**EXERCISE OBJECTIVE**
Each line should be copied exactly.

**DATASET EXTRACT**
□ □ □
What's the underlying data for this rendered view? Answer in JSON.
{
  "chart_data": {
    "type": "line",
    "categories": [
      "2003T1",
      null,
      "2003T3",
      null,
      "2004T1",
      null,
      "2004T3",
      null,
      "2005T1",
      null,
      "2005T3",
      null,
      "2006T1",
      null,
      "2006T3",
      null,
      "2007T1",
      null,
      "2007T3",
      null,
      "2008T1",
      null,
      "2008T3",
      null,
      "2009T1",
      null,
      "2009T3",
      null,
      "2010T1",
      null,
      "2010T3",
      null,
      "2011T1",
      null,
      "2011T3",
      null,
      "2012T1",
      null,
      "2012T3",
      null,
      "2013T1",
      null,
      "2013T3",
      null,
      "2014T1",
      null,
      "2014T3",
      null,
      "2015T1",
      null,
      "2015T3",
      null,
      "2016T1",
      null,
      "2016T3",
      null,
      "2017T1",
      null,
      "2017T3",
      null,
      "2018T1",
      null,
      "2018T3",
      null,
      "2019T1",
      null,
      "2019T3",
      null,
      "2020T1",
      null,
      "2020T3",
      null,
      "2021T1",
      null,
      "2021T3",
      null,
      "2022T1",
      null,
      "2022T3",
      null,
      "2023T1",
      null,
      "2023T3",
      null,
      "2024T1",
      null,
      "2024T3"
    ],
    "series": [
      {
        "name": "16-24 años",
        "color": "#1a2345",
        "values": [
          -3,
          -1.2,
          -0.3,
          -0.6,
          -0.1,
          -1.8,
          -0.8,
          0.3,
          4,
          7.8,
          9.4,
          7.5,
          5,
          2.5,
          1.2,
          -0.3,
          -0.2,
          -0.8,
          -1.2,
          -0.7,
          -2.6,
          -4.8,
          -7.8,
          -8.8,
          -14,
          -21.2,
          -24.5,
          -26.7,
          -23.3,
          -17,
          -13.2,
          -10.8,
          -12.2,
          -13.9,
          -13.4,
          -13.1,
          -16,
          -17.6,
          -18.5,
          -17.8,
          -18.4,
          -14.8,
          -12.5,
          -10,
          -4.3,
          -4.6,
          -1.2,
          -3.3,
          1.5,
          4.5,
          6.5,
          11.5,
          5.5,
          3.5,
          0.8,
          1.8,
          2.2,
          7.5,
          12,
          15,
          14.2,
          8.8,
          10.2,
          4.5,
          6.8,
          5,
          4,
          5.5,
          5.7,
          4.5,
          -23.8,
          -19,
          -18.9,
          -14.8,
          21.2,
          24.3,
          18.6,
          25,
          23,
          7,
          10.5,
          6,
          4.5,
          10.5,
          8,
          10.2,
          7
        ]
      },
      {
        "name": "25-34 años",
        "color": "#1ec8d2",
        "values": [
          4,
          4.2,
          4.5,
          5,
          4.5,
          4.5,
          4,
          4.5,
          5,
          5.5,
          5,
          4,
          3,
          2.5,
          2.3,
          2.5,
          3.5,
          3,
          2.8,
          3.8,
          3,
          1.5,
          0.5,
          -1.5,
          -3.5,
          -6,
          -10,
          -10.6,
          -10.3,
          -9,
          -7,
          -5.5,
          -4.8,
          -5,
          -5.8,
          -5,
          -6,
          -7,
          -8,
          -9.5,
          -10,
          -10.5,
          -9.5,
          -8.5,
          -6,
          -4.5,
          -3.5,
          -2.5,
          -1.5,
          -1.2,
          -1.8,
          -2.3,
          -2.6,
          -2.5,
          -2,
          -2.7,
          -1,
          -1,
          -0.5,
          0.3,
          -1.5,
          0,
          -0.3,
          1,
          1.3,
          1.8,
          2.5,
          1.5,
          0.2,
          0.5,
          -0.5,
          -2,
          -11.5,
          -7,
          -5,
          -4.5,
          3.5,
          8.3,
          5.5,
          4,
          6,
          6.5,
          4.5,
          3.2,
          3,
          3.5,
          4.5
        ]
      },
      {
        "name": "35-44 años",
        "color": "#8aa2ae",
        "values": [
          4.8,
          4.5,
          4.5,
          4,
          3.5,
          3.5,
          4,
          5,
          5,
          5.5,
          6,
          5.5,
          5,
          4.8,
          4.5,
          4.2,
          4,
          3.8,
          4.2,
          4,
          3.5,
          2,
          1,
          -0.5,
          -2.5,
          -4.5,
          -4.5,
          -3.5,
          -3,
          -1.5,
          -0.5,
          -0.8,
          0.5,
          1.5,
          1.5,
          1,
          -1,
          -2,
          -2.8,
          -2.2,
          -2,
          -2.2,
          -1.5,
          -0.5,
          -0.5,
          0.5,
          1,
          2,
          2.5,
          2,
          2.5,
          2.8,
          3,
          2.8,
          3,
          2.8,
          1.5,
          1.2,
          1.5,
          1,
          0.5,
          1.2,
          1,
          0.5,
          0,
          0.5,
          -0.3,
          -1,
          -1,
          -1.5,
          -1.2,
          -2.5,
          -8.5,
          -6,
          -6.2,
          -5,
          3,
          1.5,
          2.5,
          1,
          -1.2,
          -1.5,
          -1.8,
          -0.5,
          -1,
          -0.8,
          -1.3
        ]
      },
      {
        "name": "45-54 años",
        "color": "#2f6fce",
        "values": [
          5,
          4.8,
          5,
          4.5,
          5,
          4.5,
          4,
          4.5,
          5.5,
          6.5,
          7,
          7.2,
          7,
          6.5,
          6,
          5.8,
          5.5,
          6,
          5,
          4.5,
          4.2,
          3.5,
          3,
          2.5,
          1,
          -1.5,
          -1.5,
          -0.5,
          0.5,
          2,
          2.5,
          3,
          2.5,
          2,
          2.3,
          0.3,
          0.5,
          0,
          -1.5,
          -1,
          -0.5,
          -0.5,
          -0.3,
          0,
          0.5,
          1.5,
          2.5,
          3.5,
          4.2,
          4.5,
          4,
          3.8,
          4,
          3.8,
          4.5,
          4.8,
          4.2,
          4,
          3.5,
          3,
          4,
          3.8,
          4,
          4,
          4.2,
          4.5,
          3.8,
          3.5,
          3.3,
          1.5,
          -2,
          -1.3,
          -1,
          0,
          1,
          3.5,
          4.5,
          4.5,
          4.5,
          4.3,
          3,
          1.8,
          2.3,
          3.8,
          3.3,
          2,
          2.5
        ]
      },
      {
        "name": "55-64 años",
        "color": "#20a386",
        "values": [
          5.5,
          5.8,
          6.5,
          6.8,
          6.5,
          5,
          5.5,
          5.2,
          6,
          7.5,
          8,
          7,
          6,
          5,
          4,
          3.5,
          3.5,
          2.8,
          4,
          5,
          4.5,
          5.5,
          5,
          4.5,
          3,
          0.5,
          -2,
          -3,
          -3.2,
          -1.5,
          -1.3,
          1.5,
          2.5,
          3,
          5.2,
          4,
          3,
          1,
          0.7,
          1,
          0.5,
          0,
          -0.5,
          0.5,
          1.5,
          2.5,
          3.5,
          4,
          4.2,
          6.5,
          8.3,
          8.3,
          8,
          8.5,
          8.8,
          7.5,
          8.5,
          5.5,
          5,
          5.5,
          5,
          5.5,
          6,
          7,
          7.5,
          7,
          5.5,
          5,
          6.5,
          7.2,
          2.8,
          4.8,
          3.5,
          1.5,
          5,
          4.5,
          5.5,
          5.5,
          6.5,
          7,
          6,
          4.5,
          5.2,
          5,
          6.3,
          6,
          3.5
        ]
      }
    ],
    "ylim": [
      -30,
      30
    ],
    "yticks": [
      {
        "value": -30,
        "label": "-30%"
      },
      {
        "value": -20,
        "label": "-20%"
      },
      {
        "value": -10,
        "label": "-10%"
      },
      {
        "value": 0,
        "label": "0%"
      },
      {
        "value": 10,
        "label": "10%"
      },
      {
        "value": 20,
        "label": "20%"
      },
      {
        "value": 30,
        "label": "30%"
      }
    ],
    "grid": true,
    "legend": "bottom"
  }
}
□ □ □
**OUTPUT BELOW**
What's the underlying data for this rendered view? Answer in JSON.
{
  "chart_data": {
    "type": "line",
    "categories": [
      "2003T1",
      null,
      "2003T3",
      null,
      "2004T1",
      null,
      "2004T3",
      null,
      "2005T1",
      null,
      "2005T3",
      null,
      "2006T1",
      null,
      "2006T3",
      null,
      "2007T1",
      null,
      "2007T3",
      null,
      "2008T1",
      null,
      "2008T3",
      null,
      "2009T1",
      null,
      "2009T3",
      null,
      "2010T1",
      null,
      "2010T3",
      null,
      "2011T1",
      null,
      "2011T3",
      null,
      "2012T1",
      null,
      "2012T3",
      null,
      "2013T1",
      null,
      "2013T3",
      null,
      "2014T1",
      null,
      "2014T3",
      null,
      "2015T1",
      null,
      "2015T3",
      null,
      "2016T1",
      null,
      "2016T3",
      null,
      "2017T1",
      null,
      "2017T3",
      null,
      "2018T1",
      null,
      "2018T3",
      null,
      "2019T1",
      null,
      "2019T3",
      null,
      "2020T1",
      null,
      "2020T3",
      null,
      "2021T1",
      null,
      "2021T3",
      null,
      "2022T1",
      null,
      "2022T3",
      null,
      "2023T1",
      null,
      "2023T3",
      null,
      "2024T1",
      null,
      "2024T3"
    ],
    "series": [
      {
        "name": "16-24 años",
        "color": "#1a2345",
        "values": [
          -3,
          -1.2,
          -0.3,
          -0.6,
          -0.1,
          -1.8,
          -0.8,
          0.3,
          4,
          7.8,
          9.4,
          7.5,
          5,
          2.5,
          1.2,
          -0.3,
          -0.2,
          -0.8,
          -1.2,
          -0.7,
          -2.6,
          -4.8,
          -7.8,
          -8.8,
          -14,
          -21.2,
          -24.5,
          -26.7,
          -23.3,
          -17,
          -13.2,
          -10.8,
          -12.2,
          -13.9,
          -13.4,
          -13.1,
          -16,
          -17.6,
          -18.5,
          -17.8,
          -18.4,
          -14.8,
          -12.5,
          -10,
          -4.3,
          -4.6,
          -1.2,
          -3.3,
          1.5,
          4.5,
          6.5,
          11.5,
          5.5,
          3.5,
          0.8,
          1.8,
          2.2,
          7.5,
          12,
          15,
          14.2,
          8.8,
          10.2,
          4.5,
          6.8,
          5,
          4,
          5.5,
          5.7,
          4.5,
          -23.8,
          -19,
          -18.9,
          -14.8,
          21.2,
          24.3,
          18.6,
          25,
          23,
          7,
          10.5,
          6,
          4.5,
          10.5,
          8,
          10.2,
          7
        ]
      },
      {
        "name": "25-34 años",
        "color": "#1ec8d2",
        "values": [
          4,
          4.2,
          4.5,
          5,
          4.5,
          4.5,
          4,
          4.5,
          5,
          5.5,
          5,
          4,
          3,
          2.5,
          2.3,
          2.5,
          3.5,
          3,
          2.8,
          3.8,
          3,
          1.5,
          0.5,
          -1.5,
          -3.5,
          -6,
          -10,
          -10.6,
          -10.3,
          -9,
          -7,
          -5.5,
          -4.8,
          -5,
          -5.8,
          -5,
          -6,
          -7,
          -8,
          -9.5,
          -10,
          -10.5,
          -9.5,
          -8.5,
          -6,
          -4.5,
          -3.5,
          -2.5,
          -1.5,
          -1.2,
          -1.8,
          -2.3,
          -2.6,
          -2.5,
          -2,
          -2.7,
          -1,
          -1,
          -0.5,
          0.3,
          -1.5,
          0,
          -0.3,
          1,
          1.3,
          1.8,
          2.5,
          1.5,
          0.2,
          0.5,
          -0.5,
          -2,
          -11.5,
          -7,
          -5,
          -4.5,
          3.5,
          8.3,
          5.5,
          4,
          6,
          6.5,
          4.5,
          3.2,
          3,
          3.5,
          4.5
        ]
      },
      {
        "name": "35-44 años",
        "color": "#8aa2ae",
        "values": [
          4.8,
          4.5,
          4.5,
          4,
          3.5,
          3.5,
          4,
          5,
          5,
          5.5,
          6,
          5.5,
          5,
          4.8,
          4.5,
          4.2,
          4,
          3.8,
          4.2,
          4,
          3.5,
          2,
          1,
          -0.5,
          -2.5,
          -4.5,
          -4.5,
          -3.5,
          -3,
          -1.5,
          -0.5,
          -0.8,
          0.5,
          1.5,
          1.5,
          1,
          -1,
          -2,
          -2.8,
          -2.2,
          -2,
          -2.2,
          -1.5,
          -0.5,
          -0.5,
          0.5,
          1,
          2,
          2.5,
          2,
          2.5,
          2.8,
          3,
          2.8,
          3,
          2.8,
          1.5,
          1.2,
          1.5,
          1,
          0.5,
          1.2,
          1,
          0.5,
          0,
          0.5,
          -0.3,
          -1,
          -1,
          -1.5,
          -1.2,
          -2.5,
          -8.5,
          -6,
          -6.2,
          -5,
          3,
          1.5,
          2.5,
          1,
          -1.2,
          -1.5,
          -1.8,
          -0.5,
          -1,
          -0.8,
          -1.3
        ]
      },
      {
        "name": "45-54 años",
        "color": "#2f6fce",
        "values": [
          5,
          4.8,
          5,
          4.5,
          5,
          4.5,
          4,
          4.5,
          5.5,
          6.5,
          7,
          7.2,
          7,
          6.5,
          6,
          5.8,
          5.5,
          6,
          5,
          4.5,
          4.2,
          3.5,
          3,
          2.5,
          1,
          -1.5,
          -1.5,
          -0.5,
          0.5,
          2,
          2.5,
          3,
          2.5,
          2,
          2.3,
          0.3,
          0.5,
          0,
          -1.5,
          -1,
          -0.5,
          -0.5,
          -0.3,
          0,
          0.5,
          1.5,
          2.5,
          3.5,
          4.2,
          4.5,
          4,
          3.8,
          4,
          3.8,
          4.5,
          4.8,
          4.2,
          4,
          3.5,
          3,
          4,
          3.8,
          4,
          4,
          4.2,
          4.5,
          3.8,
          3.5,
          3.3,
          1.5,
          -2,
          -1.3,
          -1,
          0,
          1,
          3.5,
          4.5,
          4.5,
          4.5,
          4.3,
          3,
          1.8,
          2.3,
          3.8,
          3.3,
          2,
          2.5
        ]
      },
      {
        "name": "55-64 años",
        "color": "#20a386",
        "values": [
          5.5,
          5.8,
          6.5,
          6.8,
          6.5,
          5,
          5.5,
          5.2,
          6,
          7.5,
          8,
          7,
          6,
          5,
          4,
          3.5,
          3.5,
          2.8,
          4,
          5,
          4.5,
          5.5,
          5,
          4.5,
          3,
          0.5,
          -2,
          -3,
          -3.2,
          -1.5,
          -1.3,
          1.5,
          2.5,
          3,
          5.2,
          4,
          3,
          1,
          0.7,
          1,
          0.5,
          0,
          -0.5,
          0.5,
          1.5,
          2.5,
          3.5,
          4,
          4.2,
          6.5,
          8.3,
          8.3,
          8,
          8.5,
          8.8,
          7.5,
          8.5,
          5.5,
          5,
          5.5,
          5,
          5.5,
          6,
          7,
          7.5,
          7,
          5.5,
          5,
          6.5,
          7.2,
          2.8,
          4.8,
          3.5,
          1.5,
          5,
          4.5,
          5.5,
          5.5,
          6.5,
          7,
          6,
          4.5,
          5.2,
          5,
          6.3,
          6,
          3.5
        ]
      }
    ],
    "ylim": [
      -30,
      30
    ],
    "yticks": [
      {
        "value": -30,
        "label": "-30%"
      },
      {
        "value": -20,
        "label": "-20%"
      },
      {
        "value": -10,
        "label": "-10%"
      },
      {
        "value": 0,
        "label": "0%"
      },
      {
        "value": 10,
        "label": "10%"
      },
      {
        "value": 20,
        "label": "20%"
      },
      {
        "value": 30,
        "label": "30%"
      }
    ],
    "grid": true,
    "legend": "bottom"
  }
}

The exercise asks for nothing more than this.